*PROBLEM TO SOLVE*.
Copy out the records in full, word for word, without pictures.
:::::
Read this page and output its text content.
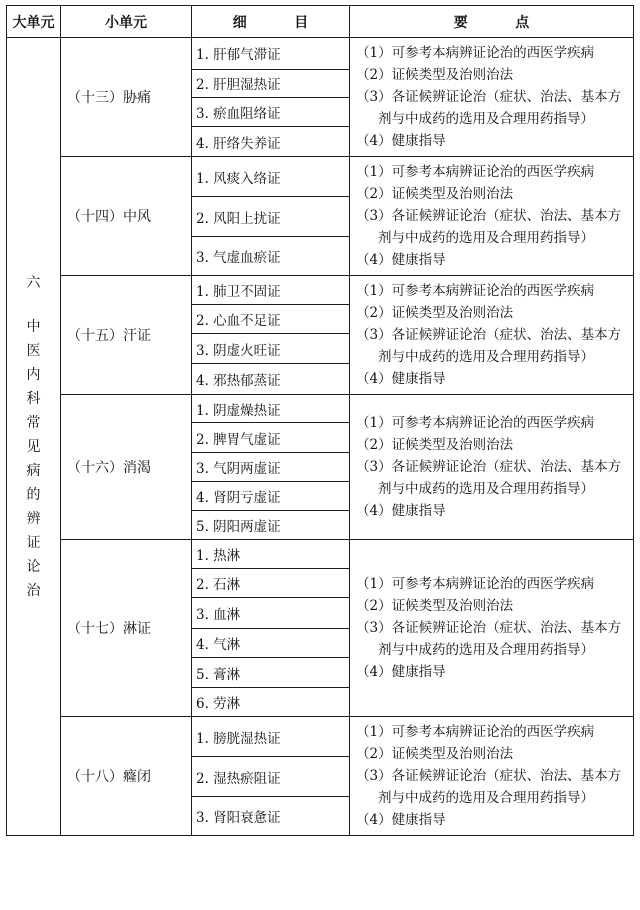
大单元	小单元	细　目	要　点

六
中医内科常见病的辨证论治	（十三）胁痛	1. 肝郁气滞证	（1）可参考本病辨证论治的西医学疾病
（2）证候类型及治则治法
（3）各证候辨证论治（症状、治法、基本方剂与中成药的选用及合理用药指导）
（4）健康指导

		2. 肝胆湿热证	
		3. 瘀血阻络证	
		4. 肝络失养证	
	（十四）中风	1. 风痰入络证	（1）可参考本病辨证论治的西医学疾病
（2）证候类型及治则治法
（3）各证候辨证论治（症状、治法、基本方剂与中成药的选用及合理用药指导）
（4）健康指导

		2. 风阳上扰证	
		3. 气虚血瘀证	
	（十五）汗证	1. 肺卫不固证	（1）可参考本病辨证论治的西医学疾病
（2）证候类型及治则治法
（3）各证候辨证论治（症状、治法、基本方剂与中成药的选用及合理用药指导）
（4）健康指导

		2. 心血不足证	
		3. 阴虚火旺证	
		4. 邪热郁蒸证	
	（十六）消渴	1. 阴虚燥热证	（1）可参考本病辨证论治的西医学疾病
（2）证候类型及治则治法
（3）各证候辨证论治（症状、治法、基本方剂与中成药的选用及合理用药指导）
（4）健康指导

		2. 脾胃气虚证	
		3. 气阴两虚证	
		4. 肾阴亏虚证	
		5. 阴阳两虚证	
	（十七）淋证	1. 热淋	（1）可参考本病辨证论治的西医学疾病
（2）证候类型及治则治法
（3）各证候辨证论治（症状、治法、基本方剂与中成药的选用及合理用药指导）
（4）健康指导

		2. 石淋	
		3. 血淋	
		4. 气淋	
		5. 膏淋	
		6. 劳淋	
	（十八）癃闭	1. 膀胱湿热证	（1）可参考本病辨证论治的西医学疾病
（2）证候类型及治则治法
（3）各证候辨证论治（症状、治法、基本方剂与中成药的选用及合理用药指导）
（4）健康指导

		2. 湿热瘀阻证	
		3. 肾阳衰惫证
:::::
*RESULT OF THE EXERCISE*.
Read this page and output its text content.
大单元	小单元	细　目	要　点

六
中医内科常见病的辨证论治	（十三）胁痛	1. 肝郁气滞证	（1）可参考本病辨证论治的西医学疾病
（2）证候类型及治则治法
（3）各证候辨证论治（症状、治法、基本方剂与中成药的选用及合理用药指导）
（4）健康指导

		2. 肝胆湿热证	
		3. 瘀血阻络证	
		4. 肝络失养证	
	（十四）中风	1. 风痰入络证	（1）可参考本病辨证论治的西医学疾病
（2）证候类型及治则治法
（3）各证候辨证论治（症状、治法、基本方剂与中成药的选用及合理用药指导）
（4）健康指导

		2. 风阳上扰证	
		3. 气虚血瘀证	
	（十五）汗证	1. 肺卫不固证	（1）可参考本病辨证论治的西医学疾病
（2）证候类型及治则治法
（3）各证候辨证论治（症状、治法、基本方剂与中成药的选用及合理用药指导）
（4）健康指导

		2. 心血不足证	
		3. 阴虚火旺证	
		4. 邪热郁蒸证	
	（十六）消渴	1. 阴虚燥热证	（1）可参考本病辨证论治的西医学疾病
（2）证候类型及治则治法
（3）各证候辨证论治（症状、治法、基本方剂与中成药的选用及合理用药指导）
（4）健康指导

		2. 脾胃气虚证	
		3. 气阴两虚证	
		4. 肾阴亏虚证	
		5. 阴阳两虚证	
	（十七）淋证	1. 热淋	（1）可参考本病辨证论治的西医学疾病
（2）证候类型及治则治法
（3）各证候辨证论治（症状、治法、基本方剂与中成药的选用及合理用药指导）
（4）健康指导

		2. 石淋	
		3. 血淋	
		4. 气淋	
		5. 膏淋	
		6. 劳淋	
	（十八）癃闭	1. 膀胱湿热证	（1）可参考本病辨证论治的西医学疾病
（2）证候类型及治则治法
（3）各证候辨证论治（症状、治法、基本方剂与中成药的选用及合理用药指导）
（4）健康指导

		2. 湿热瘀阻证	
		3. 肾阳衰惫证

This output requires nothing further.